[Records from a dataset]

>> start

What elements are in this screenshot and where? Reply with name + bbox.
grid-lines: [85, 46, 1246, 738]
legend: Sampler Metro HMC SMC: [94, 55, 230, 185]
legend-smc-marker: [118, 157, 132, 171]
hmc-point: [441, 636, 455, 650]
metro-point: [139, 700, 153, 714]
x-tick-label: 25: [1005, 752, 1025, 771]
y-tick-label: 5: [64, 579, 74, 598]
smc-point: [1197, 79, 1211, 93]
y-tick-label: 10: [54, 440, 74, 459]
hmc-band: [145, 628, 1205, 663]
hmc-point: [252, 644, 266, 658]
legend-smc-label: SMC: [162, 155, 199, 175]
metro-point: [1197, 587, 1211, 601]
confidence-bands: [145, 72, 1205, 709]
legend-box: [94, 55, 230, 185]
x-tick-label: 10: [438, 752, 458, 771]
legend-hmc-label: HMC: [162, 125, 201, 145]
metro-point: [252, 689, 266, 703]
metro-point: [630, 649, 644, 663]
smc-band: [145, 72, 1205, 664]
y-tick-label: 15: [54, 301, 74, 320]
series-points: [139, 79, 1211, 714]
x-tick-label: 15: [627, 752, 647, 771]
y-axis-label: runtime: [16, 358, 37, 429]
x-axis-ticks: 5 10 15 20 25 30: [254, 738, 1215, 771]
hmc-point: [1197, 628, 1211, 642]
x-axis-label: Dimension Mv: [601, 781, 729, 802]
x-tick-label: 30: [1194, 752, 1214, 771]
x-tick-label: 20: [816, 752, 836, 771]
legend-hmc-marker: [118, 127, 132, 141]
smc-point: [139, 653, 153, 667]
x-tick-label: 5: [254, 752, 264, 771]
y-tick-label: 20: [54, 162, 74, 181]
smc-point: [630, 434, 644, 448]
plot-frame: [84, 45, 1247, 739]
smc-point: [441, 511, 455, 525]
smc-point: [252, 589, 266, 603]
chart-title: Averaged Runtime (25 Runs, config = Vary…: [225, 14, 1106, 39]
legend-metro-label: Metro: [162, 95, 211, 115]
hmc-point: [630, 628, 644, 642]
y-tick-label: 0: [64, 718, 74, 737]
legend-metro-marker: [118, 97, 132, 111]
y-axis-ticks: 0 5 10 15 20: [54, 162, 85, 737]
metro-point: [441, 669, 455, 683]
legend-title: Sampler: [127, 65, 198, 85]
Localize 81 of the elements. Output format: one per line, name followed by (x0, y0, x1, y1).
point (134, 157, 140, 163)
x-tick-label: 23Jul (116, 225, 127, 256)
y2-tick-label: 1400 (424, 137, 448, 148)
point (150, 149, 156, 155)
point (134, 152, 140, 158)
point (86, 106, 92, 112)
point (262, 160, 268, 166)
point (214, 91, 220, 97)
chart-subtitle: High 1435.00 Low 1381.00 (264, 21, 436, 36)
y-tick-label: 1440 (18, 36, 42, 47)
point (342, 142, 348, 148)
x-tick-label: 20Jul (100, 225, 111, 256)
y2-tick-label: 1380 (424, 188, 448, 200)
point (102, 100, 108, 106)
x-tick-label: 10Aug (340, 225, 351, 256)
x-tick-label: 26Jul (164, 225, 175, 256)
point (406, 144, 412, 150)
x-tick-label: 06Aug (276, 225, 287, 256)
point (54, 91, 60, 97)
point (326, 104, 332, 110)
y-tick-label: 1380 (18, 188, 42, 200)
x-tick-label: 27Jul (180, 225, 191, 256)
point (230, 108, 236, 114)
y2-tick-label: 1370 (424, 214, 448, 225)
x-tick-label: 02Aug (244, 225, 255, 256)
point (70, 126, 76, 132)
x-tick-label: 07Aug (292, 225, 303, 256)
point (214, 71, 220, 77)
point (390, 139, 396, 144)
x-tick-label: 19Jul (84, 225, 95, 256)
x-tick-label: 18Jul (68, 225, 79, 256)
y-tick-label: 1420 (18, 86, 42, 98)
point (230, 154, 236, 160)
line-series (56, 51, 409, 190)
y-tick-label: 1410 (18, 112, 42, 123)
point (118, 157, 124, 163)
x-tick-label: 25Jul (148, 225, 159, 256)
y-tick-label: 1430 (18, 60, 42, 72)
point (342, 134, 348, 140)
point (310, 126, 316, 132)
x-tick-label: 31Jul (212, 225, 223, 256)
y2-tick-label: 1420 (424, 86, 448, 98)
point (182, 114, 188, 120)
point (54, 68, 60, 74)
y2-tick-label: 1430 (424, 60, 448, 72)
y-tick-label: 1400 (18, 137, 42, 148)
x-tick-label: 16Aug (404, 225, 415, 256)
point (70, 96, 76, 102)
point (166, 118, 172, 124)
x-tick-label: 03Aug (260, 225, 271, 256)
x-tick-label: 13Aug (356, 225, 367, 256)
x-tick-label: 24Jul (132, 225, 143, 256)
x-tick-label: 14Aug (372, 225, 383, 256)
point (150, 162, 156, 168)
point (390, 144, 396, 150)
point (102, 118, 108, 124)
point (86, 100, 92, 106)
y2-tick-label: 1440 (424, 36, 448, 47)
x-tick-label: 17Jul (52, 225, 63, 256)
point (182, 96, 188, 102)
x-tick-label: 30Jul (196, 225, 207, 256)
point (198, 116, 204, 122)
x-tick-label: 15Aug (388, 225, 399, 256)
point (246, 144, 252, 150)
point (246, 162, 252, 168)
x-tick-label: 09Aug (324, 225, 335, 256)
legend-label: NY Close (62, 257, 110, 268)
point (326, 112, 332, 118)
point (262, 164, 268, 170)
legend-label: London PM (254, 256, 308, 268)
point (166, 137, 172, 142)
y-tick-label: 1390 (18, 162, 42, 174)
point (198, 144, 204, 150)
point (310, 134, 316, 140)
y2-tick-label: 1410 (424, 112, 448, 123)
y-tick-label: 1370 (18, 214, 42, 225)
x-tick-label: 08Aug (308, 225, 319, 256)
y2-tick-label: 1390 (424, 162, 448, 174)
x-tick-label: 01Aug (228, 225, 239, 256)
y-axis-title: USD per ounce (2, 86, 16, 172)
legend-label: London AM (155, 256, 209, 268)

>> end

## Job
Starting at the first line of the rows and going through the line with "metro-point: [1197, 587, 1211, 601]", change "hmc-point" to "hmc-marker" and leave everything else unchanged.

## Expected answer
What elements are in this screenshot and where? Reply with name + bbox.
grid-lines: [85, 46, 1246, 738]
legend: Sampler Metro HMC SMC: [94, 55, 230, 185]
legend-smc-marker: [118, 157, 132, 171]
hmc-marker: [441, 636, 455, 650]
metro-point: [139, 700, 153, 714]
x-tick-label: 25: [1005, 752, 1025, 771]
y-tick-label: 5: [64, 579, 74, 598]
smc-point: [1197, 79, 1211, 93]
y-tick-label: 10: [54, 440, 74, 459]
hmc-band: [145, 628, 1205, 663]
hmc-marker: [252, 644, 266, 658]
legend-smc-label: SMC: [162, 155, 199, 175]
metro-point: [1197, 587, 1211, 601]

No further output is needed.